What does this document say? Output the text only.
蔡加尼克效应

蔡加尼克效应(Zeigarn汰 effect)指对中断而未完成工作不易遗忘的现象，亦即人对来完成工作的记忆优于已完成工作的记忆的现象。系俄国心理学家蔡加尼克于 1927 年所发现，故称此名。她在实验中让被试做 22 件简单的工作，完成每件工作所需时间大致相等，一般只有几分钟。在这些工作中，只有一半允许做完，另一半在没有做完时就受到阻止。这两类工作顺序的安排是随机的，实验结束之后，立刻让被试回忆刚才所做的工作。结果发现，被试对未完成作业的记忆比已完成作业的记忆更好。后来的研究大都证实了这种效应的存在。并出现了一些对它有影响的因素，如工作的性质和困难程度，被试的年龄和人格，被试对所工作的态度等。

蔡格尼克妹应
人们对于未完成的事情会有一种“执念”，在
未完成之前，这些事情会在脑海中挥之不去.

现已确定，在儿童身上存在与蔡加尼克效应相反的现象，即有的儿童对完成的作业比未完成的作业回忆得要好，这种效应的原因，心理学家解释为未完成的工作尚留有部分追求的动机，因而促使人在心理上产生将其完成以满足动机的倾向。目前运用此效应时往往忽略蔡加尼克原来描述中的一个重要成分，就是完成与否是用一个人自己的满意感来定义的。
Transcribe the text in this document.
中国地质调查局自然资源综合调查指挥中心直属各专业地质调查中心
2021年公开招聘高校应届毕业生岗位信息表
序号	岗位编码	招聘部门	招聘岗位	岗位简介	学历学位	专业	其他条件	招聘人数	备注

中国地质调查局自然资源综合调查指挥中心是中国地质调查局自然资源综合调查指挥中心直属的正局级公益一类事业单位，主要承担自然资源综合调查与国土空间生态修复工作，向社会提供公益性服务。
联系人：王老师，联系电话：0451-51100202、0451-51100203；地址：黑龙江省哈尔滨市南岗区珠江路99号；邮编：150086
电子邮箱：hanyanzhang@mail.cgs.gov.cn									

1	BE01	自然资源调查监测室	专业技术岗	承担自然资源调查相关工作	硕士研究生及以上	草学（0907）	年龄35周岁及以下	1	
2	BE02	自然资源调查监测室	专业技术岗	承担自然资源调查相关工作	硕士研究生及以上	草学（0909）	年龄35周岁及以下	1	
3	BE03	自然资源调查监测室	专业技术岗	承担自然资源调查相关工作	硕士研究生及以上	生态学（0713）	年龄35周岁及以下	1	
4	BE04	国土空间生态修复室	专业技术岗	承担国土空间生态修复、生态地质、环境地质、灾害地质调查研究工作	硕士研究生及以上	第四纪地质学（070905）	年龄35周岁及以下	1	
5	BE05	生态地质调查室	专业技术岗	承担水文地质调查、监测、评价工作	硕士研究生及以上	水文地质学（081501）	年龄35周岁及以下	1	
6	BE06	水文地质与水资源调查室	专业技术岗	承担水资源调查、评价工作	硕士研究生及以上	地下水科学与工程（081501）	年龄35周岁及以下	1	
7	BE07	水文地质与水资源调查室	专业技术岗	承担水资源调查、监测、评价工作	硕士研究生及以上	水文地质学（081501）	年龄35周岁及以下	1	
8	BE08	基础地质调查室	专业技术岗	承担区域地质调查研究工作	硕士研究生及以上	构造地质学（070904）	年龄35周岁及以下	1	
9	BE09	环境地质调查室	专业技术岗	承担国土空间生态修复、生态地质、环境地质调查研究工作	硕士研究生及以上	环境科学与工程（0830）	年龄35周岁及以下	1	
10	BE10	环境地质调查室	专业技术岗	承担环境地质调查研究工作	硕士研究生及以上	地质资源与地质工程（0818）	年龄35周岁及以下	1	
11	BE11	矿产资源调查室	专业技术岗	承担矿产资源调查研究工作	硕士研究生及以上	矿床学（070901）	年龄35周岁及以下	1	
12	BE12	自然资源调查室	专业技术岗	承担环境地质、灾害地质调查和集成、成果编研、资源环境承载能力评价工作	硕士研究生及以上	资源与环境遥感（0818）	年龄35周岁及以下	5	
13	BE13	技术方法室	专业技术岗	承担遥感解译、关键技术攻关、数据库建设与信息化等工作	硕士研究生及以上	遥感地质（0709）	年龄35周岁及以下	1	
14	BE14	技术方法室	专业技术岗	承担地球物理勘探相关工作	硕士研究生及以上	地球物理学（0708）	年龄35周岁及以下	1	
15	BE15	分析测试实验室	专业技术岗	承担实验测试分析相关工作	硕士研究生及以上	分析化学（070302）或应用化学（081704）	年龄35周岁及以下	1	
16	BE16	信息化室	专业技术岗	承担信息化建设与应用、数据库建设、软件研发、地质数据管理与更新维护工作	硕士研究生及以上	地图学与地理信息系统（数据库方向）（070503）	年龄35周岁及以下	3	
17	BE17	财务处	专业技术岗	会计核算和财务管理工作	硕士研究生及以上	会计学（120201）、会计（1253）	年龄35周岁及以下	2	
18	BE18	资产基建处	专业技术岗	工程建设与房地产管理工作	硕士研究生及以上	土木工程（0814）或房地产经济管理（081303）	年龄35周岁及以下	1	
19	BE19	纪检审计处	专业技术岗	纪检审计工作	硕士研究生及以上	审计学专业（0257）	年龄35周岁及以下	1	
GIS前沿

· · ·

* **Stated task**
Search the records above for the string "this". Copy every line that contains it.

* **Exercise result**
What does this document say? Output the text only.
Transcribe the text in this document.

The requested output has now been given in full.